Autoeducazione: il potere dell'amore

Non ho figli e a volte mi domando se mai io abbia diritto di dire a dei genitori cosa fare o non fare. In realtà, poi, mi rendo conto di come il mio unico desiderio sia quello di dare spunti di riflessione e mai di giudicare i metodi educativi altrui. Lo ammetto, ci sono alcuni modi di fare con i bambini che ho difficoltà a tollerare, ma  al di là di questo, quello che voglio fare è dare input per un pensiero nuovo in una società che ha molte falle. Non ho il potere di correggere tali falle; non è certo un libro o un blog che possono supplire ai bisogni delle persone (ad ogni modo, se il mio libro dovesse interessarvi, trovate tutte le informazioni qui). Quello che bramo, però, è che ogni essere umano abbia l'opportunità di crescere nella felicità interiore. Non ho bacchette magiche perché ciò avvenga, ma credo nel potere spirituale della parola. "Parola" con l'iniziale minuscola e soprattutto "Parola" con la "P" maiuscola. Ho fede per credere che non a nulla valgono i miei sforzi.
Credo nella possibilità di un risveglio sociale generato dal desiderio di ripensare all'educazione e ai bisogni dei più piccoli partendo dall'autoeducazione.



Vogliamo che i bambini e le bambine siano uomini e donne felici, realizzati, pieni di voglia di vivere. Liberi. Ma non possiamo volerlo senza sapere cosa questo significhi. Educare alla libertà vuol dire prima di tutto essere liberi noi stessi. Non possiamo trasmettere ciò che non abbiamo.

Compito 1 - Che cosa vuol dire prima di tutto educare alla libertà, secondo il brano sull'autoeducazione?
Compito 2 - Riprendi il brano sull'autoeducazione dopo la sua ultima frase e continualo.

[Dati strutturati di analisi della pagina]
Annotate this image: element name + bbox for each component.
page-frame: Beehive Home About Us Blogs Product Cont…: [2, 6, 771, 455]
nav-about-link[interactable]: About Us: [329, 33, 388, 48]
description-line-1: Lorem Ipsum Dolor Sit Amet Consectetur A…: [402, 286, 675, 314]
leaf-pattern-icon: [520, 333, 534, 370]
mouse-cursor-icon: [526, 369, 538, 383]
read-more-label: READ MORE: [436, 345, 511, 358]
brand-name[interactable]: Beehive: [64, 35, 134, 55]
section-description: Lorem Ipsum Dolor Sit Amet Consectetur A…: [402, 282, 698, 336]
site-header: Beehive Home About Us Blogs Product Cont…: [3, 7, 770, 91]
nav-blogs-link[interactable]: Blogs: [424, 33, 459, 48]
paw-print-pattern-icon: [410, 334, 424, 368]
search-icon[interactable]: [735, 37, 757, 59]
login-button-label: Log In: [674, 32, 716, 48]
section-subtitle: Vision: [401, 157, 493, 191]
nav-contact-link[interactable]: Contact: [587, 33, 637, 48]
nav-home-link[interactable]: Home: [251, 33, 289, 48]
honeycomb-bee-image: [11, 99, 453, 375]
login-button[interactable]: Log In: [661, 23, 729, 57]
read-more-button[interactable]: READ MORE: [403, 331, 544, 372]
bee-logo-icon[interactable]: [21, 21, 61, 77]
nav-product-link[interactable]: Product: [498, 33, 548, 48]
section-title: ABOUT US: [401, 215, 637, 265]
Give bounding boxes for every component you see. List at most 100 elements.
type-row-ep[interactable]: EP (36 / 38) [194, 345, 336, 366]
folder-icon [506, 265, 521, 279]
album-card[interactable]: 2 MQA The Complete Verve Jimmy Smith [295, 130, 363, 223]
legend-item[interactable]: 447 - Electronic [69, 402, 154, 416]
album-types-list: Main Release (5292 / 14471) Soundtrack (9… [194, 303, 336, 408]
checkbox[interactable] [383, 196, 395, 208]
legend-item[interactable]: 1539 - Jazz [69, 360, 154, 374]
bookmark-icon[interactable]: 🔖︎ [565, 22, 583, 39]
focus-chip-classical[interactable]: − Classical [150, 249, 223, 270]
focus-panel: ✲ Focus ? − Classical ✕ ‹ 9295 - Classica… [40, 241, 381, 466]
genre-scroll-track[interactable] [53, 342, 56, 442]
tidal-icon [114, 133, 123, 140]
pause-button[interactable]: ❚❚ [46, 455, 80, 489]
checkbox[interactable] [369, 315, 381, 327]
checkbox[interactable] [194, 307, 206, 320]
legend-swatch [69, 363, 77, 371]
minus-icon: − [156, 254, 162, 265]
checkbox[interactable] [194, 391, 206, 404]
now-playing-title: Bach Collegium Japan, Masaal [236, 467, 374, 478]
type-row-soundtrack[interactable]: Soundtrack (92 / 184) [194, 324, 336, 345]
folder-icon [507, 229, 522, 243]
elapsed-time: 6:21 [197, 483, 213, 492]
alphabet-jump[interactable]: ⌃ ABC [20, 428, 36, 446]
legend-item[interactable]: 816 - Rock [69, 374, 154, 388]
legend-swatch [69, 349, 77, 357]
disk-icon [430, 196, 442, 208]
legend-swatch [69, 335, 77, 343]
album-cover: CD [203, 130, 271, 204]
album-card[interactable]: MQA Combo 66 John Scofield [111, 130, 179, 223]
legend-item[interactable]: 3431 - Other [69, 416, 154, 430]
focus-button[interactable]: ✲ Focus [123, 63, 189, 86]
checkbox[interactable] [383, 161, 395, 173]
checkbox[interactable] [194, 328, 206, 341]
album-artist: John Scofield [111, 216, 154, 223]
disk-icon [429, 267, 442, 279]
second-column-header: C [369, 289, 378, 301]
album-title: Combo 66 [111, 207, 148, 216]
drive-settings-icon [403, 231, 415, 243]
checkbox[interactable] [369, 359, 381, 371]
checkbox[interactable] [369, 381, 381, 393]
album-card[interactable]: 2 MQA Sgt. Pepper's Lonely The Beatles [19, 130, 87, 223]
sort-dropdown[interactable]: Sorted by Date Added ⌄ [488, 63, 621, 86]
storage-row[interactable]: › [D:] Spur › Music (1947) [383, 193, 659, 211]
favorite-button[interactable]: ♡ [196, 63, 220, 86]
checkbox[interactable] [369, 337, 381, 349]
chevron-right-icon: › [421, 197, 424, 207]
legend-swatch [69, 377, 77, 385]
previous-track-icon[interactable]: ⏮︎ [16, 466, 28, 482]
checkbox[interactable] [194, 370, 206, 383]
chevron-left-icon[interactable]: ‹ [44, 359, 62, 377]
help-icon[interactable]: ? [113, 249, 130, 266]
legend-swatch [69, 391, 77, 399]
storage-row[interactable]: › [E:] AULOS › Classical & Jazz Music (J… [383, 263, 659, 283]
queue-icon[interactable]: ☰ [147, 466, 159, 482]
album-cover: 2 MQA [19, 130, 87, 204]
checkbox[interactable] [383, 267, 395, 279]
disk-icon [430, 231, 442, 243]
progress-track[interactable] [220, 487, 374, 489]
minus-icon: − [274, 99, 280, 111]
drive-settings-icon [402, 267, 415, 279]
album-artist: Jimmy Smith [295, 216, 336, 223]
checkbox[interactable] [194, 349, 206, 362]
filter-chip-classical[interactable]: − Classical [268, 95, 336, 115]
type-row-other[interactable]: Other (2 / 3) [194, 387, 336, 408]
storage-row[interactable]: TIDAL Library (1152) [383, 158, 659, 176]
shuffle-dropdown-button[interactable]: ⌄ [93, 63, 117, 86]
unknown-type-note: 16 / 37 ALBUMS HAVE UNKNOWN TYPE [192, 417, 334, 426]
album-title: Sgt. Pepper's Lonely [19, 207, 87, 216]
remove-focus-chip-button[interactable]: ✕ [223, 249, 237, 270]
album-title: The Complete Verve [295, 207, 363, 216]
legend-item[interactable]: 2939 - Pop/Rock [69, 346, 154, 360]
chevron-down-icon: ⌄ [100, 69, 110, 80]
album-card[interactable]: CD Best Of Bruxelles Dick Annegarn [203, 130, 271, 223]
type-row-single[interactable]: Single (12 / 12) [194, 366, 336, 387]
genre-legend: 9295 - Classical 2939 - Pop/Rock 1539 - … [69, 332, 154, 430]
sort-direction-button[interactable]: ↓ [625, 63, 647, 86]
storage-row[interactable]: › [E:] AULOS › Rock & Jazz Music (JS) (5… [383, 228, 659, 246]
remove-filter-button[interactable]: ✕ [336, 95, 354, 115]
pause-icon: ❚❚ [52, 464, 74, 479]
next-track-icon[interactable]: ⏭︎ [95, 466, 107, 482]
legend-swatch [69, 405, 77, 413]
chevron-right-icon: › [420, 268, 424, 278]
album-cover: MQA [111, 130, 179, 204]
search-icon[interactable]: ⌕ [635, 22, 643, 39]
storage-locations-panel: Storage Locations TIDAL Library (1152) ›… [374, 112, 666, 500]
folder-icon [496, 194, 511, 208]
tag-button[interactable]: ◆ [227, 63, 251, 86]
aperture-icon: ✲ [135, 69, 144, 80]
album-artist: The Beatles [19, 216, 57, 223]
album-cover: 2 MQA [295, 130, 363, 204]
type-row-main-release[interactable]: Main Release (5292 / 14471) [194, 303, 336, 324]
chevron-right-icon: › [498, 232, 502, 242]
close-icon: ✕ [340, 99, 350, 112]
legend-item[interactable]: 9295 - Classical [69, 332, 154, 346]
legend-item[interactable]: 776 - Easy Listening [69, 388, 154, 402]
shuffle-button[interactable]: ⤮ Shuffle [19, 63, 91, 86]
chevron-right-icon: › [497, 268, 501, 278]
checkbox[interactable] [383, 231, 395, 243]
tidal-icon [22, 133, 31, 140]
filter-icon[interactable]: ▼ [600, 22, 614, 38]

Risultato atteso 1 - Vuol dire prima di tutto essere liberi noi stessi.

Risultato atteso 2 -
Dovremmo quindi paralizzarci? No, dobbiamo muoverci verso l'integrità e la nostra libertà interiore, emotiva e spirituale, mentre educhiamo. Non possiamo smettere di educare cercando la nostra perfezione, ma non dobbiamo esimerci dall'autoeducarci per andare nella giusta direzione.
Un educatore che non si fa domande è distruttore del bene di chi educa, ma un educatore completamente imperfetto dotato di autocritica e voglia di crescita e cambiamento può essere fonte di ispirazione per molti bambini. E ciò è possibile solo per mezzo dell'amore.

Dire di amare i propri figli vuol dire essere consapevoli di quale esempio vogliamo essere per loro. Questo comporta uno sforzo immenso nel considerare come ogni nostro singolo gesto quotidiano sia strumento di passaggio di un flusso di informazioni emotive e spirituali grandissimo. Ogni piccola decisione è dotata di valore. Ogni volta che deleghiamo ad un imprecisato domani o ad altri stiamo creando una falla nella costruzione del benessere interiore dei nostri bambini o bambine.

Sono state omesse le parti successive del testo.